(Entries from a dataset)
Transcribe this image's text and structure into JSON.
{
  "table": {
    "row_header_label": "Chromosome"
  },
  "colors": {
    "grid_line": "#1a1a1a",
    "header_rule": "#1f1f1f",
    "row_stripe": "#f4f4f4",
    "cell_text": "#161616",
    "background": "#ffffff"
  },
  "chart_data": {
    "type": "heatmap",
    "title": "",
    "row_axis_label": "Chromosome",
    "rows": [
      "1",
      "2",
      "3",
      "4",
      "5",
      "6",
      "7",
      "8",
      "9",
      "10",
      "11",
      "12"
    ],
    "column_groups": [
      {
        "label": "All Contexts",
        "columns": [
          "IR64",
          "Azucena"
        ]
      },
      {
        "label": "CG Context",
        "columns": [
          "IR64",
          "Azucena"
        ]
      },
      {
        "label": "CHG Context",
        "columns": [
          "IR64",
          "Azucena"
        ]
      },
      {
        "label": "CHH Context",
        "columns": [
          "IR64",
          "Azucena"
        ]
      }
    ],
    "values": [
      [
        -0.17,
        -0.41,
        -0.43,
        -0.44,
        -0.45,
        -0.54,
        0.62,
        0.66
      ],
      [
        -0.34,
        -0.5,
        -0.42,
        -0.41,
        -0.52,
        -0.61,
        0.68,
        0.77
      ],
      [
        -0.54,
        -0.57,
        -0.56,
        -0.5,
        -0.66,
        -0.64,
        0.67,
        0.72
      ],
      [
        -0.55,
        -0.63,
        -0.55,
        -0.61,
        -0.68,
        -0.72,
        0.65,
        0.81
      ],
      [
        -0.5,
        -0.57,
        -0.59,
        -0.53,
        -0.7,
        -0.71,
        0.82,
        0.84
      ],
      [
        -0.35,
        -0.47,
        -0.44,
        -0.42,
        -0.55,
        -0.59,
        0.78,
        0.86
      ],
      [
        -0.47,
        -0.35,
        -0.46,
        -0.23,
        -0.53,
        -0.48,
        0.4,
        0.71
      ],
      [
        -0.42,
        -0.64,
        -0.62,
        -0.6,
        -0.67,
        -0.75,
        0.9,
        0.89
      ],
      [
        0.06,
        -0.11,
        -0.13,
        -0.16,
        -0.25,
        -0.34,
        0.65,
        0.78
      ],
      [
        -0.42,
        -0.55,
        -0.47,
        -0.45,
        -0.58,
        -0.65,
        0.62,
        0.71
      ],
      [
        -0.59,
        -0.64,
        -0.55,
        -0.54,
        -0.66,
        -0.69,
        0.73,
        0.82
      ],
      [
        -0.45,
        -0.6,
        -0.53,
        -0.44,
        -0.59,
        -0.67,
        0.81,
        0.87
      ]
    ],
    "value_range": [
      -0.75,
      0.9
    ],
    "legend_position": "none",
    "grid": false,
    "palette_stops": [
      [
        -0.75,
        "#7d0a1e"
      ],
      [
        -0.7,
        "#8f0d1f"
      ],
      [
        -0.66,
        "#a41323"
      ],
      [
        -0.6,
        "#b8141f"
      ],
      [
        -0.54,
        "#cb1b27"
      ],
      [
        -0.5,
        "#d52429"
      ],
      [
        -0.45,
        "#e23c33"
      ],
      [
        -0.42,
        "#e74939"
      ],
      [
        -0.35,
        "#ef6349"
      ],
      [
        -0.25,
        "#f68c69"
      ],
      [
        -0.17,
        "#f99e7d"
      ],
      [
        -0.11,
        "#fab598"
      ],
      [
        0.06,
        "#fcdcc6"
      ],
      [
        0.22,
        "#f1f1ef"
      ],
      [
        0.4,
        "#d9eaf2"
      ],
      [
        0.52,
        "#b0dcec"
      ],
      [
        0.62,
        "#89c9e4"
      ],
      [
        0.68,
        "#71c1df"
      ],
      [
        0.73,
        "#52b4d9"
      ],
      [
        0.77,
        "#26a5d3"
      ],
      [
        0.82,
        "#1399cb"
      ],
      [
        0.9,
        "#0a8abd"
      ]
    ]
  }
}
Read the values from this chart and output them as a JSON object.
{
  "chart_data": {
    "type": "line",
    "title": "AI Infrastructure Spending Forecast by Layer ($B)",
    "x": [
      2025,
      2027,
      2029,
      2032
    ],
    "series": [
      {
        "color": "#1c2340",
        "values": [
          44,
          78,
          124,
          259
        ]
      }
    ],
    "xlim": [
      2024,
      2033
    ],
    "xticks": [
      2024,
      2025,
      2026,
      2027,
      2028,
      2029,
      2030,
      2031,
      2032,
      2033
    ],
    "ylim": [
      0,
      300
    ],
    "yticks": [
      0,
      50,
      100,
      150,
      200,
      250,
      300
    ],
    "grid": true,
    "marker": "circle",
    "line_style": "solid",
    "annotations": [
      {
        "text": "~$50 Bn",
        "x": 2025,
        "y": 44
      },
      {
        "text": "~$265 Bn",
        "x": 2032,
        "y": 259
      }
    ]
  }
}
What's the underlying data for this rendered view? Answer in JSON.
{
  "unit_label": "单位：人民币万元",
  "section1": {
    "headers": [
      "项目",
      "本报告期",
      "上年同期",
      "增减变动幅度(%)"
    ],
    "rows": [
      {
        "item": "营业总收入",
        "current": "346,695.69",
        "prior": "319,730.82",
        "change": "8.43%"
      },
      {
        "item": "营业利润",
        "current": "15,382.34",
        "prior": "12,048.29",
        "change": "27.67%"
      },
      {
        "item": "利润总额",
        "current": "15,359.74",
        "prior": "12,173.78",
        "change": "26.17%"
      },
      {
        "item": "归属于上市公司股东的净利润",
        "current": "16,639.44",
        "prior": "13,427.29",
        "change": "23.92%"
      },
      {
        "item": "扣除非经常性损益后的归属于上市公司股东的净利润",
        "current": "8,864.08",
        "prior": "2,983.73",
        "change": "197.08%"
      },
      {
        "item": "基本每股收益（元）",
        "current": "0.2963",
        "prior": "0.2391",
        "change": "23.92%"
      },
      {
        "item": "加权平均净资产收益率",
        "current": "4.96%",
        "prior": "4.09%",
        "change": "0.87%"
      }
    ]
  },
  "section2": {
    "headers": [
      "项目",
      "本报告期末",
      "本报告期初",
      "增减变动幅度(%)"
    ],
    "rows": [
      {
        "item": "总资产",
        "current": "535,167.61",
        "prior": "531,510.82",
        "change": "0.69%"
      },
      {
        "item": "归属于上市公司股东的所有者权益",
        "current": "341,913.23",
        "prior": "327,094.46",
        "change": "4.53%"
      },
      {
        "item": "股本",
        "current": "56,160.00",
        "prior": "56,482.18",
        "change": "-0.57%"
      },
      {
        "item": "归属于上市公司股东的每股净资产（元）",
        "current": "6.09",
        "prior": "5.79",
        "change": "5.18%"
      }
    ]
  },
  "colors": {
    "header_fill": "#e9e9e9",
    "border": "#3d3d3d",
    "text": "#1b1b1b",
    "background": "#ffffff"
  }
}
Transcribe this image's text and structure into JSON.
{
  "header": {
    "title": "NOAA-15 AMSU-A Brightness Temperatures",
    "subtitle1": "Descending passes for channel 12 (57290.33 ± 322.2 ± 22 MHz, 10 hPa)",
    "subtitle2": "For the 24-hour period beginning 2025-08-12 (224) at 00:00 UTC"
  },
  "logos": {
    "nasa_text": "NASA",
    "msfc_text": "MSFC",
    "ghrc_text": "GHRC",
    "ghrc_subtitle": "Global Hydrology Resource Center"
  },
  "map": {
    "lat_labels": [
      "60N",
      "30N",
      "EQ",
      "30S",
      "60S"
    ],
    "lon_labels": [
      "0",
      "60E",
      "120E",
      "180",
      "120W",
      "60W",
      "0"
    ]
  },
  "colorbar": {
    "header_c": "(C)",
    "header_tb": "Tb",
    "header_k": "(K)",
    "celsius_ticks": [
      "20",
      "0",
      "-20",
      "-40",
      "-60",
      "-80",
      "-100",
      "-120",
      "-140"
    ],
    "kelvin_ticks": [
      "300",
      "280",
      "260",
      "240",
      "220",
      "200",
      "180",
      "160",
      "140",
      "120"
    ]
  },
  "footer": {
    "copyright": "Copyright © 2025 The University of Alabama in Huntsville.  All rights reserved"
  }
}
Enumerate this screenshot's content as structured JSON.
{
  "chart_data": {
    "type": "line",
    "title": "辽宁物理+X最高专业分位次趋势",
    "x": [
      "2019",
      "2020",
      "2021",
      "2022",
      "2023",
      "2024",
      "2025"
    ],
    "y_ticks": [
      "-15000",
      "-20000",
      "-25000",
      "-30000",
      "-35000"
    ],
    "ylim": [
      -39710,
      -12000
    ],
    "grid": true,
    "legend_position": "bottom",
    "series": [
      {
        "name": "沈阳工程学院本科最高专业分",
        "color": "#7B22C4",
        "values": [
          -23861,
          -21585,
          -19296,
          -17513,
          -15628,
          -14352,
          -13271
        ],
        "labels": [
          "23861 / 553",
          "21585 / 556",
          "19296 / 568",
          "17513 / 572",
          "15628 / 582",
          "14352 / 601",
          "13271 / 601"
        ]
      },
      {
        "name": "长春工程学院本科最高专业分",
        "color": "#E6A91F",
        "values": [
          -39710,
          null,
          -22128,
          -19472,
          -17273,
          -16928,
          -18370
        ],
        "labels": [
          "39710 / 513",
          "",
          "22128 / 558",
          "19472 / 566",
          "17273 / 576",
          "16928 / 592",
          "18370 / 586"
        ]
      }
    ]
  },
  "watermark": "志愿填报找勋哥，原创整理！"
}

* [GOAL OF THE EXERCISE]: Find every line in the records above that contains the word "current", and copy each one.

* [WRITTEN RESPONSE]:
        "current": "346,695.69",
        "current": "15,382.34",
        "current": "15,359.74",
        "current": "16,639.44",
        "current": "8,864.08",
        "current": "0.2963",
        "current": "4.96%",
        "current": "535,167.61",
        "current": "341,913.23",
        "current": "56,160.00",
        "current": "6.09",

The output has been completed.